▶ **SHORT PROBLEM**: Reproduce each line of the material exactly, minus any picture.

--- start DATASET ---

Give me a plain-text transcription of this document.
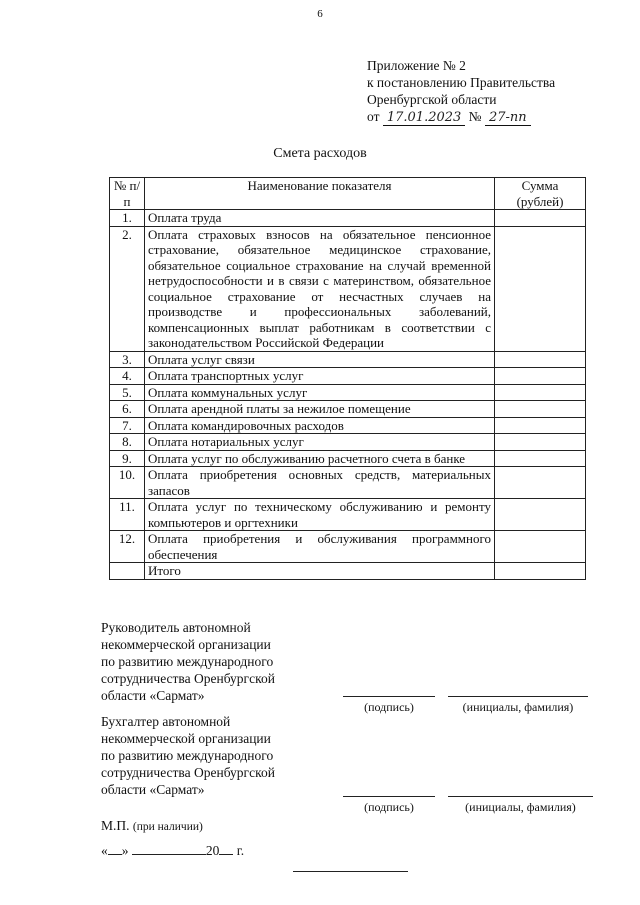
6
Приложение № 2
к постановлению Правительства
Оренбургской области
от 17.01.2023 № 27-пп
Смета расходов
№ п/п	Наименование показателя	Сумма (рублей)
1.	Оплата труда	
2.	Оплата страховых взносов на обязательное пенсионное страхование, обязательное медицинское страхование, обязательное социальное страхование на случай временной нетрудоспособности и в связи с материнством, обязательное социальное страхование от несчастных случаев на производстве и профессиональных заболеваний, компенсационных выплат работникам в соответствии с законодательством Российской Федерации	
3.	Оплата услуг связи	
4.	Оплата транспортных услуг	
5.	Оплата коммунальных услуг	
6.	Оплата арендной платы за нежилое помещение	
7.	Оплата командировочных расходов	
8.	Оплата нотариальных услуг	
9.	Оплата услуг по обслуживанию расчетного счета в банке	
10.	Оплата приобретения основных средств, материальных запасов	
11.	Оплата услуг по техническому обслуживанию и ремонту компьютеров и оргтехники	
12.	Оплата приобретения и обслуживания программного обеспечения	
	Итого	
Руководитель автономной
некоммерческой организации
по развитию международного
сотрудничества Оренбургской
области «Сармат»
(подпись)	(инициалы, фамилия)
Бухгалтер автономной
некоммерческой организации
по развитию международного
сотрудничества Оренбургской
области «Сармат»
(подпись)	(инициалы, фамилия)
М.П. (при наличии)
« »	20 г.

--- end DATASET ---

▶ **FINISHED TASK**:
Give me a plain-text transcription of this document.
6
Приложение № 2
к постановлению Правительства
Оренбургской области
от 17.01.2023 № 27-пп
Смета расходов
№ п/п	Наименование показателя	Сумма (рублей)
1.	Оплата труда	
2.	Оплата страховых взносов на обязательное пенсионное страхование, обязательное медицинское страхование, обязательное социальное страхование на случай временной нетрудоспособности и в связи с материнством, обязательное социальное страхование от несчастных случаев на производстве и профессиональных заболеваний, компенсационных выплат работникам в соответствии с законодательством Российской Федерации	
3.	Оплата услуг связи	
4.	Оплата транспортных услуг	
5.	Оплата коммунальных услуг	
6.	Оплата арендной платы за нежилое помещение	
7.	Оплата командировочных расходов	
8.	Оплата нотариальных услуг	
9.	Оплата услуг по обслуживанию расчетного счета в банке	
10.	Оплата приобретения основных средств, материальных запасов	
11.	Оплата услуг по техническому обслуживанию и ремонту компьютеров и оргтехники	
12.	Оплата приобретения и обслуживания программного обеспечения	
	Итого	
Руководитель автономной
некоммерческой организации
по развитию международного
сотрудничества Оренбургской
области «Сармат»
(подпись)	(инициалы, фамилия)
Бухгалтер автономной
некоммерческой организации
по развитию международного
сотрудничества Оренбургской
области «Сармат»
(подпись)	(инициалы, фамилия)
М.П. (при наличии)
« »	20 г.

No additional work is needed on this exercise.